Stated task
Which lines in the material below contain the word "Ethereum"? Copy each of them.

Exercise input

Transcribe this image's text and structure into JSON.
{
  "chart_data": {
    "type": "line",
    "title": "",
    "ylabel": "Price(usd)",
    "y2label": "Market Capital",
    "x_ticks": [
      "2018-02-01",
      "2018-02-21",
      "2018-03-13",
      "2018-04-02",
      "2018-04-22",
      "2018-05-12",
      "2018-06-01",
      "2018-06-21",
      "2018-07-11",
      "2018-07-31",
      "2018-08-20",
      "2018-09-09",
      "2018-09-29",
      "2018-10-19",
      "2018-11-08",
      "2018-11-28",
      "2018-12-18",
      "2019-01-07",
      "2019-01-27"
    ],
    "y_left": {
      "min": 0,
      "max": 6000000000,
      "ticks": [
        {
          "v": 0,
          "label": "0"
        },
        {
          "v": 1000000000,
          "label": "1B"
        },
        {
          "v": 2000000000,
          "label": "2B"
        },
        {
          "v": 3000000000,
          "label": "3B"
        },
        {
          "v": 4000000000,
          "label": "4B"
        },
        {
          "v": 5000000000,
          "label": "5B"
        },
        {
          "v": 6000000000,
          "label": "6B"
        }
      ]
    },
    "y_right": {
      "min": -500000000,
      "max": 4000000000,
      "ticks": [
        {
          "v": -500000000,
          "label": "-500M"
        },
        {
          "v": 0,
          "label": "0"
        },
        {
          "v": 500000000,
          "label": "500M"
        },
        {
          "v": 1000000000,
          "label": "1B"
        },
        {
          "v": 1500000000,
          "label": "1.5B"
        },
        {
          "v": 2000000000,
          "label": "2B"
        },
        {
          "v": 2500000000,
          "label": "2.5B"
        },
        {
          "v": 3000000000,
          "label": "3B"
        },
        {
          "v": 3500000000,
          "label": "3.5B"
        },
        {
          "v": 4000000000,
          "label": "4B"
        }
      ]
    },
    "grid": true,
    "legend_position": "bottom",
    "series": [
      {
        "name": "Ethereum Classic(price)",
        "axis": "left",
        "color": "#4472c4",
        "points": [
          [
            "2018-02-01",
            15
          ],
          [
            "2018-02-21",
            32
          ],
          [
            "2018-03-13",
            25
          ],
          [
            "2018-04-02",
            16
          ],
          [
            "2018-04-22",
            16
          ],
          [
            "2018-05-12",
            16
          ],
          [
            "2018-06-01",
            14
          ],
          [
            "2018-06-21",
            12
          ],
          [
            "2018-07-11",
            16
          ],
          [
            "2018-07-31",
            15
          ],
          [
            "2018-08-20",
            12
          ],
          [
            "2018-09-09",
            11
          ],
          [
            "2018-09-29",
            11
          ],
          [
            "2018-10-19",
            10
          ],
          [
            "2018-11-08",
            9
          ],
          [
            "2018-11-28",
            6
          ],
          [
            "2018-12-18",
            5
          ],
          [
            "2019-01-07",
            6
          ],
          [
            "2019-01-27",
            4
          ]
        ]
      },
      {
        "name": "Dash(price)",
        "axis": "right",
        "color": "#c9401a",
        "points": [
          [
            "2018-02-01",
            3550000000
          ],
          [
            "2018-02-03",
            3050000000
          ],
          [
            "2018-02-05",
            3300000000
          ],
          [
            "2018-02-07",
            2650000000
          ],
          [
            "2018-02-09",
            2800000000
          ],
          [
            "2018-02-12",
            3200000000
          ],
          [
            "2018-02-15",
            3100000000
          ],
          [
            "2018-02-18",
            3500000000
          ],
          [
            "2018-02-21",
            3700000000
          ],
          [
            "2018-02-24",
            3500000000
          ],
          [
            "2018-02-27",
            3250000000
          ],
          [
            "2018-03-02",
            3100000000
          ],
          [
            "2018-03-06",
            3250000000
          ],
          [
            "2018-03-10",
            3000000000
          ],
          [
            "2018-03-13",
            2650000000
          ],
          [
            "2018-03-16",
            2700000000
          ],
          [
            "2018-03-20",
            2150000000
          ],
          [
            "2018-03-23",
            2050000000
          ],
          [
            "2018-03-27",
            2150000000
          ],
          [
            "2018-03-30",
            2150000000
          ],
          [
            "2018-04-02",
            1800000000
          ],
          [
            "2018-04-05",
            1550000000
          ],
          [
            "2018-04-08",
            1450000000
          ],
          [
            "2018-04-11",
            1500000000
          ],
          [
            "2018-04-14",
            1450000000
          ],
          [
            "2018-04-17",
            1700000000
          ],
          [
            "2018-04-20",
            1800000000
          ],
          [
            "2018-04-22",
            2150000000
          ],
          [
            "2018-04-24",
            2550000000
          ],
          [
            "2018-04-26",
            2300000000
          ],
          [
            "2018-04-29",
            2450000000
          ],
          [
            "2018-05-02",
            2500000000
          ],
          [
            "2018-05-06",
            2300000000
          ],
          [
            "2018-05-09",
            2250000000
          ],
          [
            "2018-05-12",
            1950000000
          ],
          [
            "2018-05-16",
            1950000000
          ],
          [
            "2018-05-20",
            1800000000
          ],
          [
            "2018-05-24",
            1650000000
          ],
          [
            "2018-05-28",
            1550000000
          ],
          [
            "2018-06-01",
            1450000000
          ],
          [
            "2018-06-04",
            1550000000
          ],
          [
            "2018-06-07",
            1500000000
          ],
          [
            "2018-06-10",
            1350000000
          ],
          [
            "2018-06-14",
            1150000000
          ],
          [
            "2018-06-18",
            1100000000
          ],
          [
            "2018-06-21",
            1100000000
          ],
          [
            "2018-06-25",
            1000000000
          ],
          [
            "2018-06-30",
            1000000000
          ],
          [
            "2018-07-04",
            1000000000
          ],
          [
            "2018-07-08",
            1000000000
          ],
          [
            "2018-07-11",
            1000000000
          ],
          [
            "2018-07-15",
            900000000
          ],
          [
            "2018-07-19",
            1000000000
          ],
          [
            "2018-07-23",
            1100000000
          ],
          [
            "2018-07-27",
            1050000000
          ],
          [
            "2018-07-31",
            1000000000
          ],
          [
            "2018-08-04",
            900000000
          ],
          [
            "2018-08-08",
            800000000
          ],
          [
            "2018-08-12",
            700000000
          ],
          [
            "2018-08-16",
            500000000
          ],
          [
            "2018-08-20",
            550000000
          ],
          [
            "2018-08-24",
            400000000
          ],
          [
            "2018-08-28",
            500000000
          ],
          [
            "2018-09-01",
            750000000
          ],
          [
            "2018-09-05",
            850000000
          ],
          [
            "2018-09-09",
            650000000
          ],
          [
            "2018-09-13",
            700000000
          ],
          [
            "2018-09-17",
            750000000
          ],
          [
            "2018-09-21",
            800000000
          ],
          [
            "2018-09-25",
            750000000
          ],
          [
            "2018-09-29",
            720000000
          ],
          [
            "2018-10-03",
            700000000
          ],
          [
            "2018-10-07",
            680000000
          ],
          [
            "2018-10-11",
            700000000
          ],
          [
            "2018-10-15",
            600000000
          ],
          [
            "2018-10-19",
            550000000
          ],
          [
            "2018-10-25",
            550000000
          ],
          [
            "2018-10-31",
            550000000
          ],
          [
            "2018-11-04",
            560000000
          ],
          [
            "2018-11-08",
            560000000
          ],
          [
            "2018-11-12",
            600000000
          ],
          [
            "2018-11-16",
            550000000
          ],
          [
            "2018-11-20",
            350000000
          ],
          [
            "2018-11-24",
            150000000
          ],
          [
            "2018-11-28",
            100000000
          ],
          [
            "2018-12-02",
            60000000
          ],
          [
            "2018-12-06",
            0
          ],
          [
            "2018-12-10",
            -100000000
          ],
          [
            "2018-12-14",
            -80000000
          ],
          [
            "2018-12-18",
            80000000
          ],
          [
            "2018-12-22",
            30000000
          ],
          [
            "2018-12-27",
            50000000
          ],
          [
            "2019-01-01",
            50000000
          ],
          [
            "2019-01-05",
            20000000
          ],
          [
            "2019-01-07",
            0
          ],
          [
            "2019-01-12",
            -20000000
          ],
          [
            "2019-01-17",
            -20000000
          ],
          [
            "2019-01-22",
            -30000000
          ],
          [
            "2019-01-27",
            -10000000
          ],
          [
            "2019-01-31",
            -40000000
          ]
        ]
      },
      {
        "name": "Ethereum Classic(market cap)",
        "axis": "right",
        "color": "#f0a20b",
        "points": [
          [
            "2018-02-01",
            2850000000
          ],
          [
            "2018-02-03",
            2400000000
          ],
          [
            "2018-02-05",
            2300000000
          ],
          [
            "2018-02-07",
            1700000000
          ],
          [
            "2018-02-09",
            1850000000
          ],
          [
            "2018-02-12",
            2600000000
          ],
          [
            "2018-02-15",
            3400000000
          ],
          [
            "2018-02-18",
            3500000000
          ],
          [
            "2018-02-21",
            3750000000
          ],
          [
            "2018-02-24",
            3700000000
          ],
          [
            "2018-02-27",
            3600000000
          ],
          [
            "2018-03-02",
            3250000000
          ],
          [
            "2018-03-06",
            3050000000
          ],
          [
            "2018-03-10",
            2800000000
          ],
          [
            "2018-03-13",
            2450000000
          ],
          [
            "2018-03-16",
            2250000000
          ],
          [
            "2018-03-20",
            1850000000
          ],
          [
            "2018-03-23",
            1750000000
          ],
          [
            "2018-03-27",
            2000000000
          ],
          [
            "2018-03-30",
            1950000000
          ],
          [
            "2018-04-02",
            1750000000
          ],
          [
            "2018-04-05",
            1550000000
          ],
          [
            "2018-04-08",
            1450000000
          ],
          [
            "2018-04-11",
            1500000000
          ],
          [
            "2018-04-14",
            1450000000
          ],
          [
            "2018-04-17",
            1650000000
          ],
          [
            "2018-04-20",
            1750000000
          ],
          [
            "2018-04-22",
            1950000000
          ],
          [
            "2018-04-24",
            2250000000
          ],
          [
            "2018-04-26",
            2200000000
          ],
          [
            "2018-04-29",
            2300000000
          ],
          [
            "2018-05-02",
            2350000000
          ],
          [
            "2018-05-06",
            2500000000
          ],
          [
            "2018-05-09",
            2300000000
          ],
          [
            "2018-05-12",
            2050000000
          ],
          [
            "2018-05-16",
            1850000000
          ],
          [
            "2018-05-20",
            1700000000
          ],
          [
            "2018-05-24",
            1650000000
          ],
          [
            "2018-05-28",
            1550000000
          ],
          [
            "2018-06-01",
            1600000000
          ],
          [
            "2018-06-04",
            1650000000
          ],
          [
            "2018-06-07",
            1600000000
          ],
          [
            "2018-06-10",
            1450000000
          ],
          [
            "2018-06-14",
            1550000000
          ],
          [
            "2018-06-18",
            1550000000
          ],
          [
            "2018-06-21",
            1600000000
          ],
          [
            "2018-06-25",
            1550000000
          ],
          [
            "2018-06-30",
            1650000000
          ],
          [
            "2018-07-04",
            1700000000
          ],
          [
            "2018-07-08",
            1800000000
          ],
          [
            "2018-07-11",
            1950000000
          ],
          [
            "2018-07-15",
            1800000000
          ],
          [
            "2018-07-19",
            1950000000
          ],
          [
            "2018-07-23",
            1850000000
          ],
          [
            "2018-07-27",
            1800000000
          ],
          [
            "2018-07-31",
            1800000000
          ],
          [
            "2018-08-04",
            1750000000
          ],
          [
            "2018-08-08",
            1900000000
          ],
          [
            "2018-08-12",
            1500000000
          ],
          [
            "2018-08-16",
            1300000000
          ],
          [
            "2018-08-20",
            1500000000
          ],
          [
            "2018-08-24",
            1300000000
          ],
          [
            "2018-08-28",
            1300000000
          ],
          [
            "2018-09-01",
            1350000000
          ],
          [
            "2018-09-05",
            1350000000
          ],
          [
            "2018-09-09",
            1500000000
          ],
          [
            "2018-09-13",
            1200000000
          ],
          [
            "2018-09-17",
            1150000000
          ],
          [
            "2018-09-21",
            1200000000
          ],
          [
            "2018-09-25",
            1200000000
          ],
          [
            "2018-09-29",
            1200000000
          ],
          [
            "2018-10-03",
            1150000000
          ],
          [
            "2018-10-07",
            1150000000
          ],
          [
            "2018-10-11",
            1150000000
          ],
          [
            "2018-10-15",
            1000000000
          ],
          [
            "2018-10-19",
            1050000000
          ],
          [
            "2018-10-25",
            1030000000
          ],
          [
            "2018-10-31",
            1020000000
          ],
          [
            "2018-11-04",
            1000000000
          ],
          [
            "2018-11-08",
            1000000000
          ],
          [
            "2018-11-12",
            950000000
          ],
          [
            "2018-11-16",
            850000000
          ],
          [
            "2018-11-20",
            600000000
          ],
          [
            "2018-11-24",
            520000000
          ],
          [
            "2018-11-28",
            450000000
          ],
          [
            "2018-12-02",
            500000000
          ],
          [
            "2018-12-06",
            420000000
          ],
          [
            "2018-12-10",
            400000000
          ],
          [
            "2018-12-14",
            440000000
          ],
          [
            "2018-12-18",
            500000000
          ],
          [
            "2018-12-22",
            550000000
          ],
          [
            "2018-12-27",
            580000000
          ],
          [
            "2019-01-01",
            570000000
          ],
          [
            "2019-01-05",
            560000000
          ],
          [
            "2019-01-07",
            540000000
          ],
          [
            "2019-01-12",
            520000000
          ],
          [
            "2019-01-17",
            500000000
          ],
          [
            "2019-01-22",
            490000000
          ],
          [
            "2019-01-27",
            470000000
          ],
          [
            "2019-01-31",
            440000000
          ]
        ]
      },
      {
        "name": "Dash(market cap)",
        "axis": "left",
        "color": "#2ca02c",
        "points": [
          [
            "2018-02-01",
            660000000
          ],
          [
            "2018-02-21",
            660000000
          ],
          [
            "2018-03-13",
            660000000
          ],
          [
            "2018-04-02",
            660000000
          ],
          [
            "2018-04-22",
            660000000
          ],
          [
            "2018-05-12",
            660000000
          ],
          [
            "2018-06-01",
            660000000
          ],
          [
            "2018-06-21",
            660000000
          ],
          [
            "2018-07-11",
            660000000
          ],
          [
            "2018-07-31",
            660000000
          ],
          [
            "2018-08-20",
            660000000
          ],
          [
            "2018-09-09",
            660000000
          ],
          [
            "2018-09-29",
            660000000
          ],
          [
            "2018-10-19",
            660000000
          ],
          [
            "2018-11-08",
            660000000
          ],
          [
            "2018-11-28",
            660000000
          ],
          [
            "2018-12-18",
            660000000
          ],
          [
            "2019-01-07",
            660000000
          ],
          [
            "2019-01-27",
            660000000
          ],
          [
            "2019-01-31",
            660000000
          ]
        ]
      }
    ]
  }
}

Result of this exercise
        "name": "Ethereum Classic(price)",
        "name": "Ethereum Classic(market cap)",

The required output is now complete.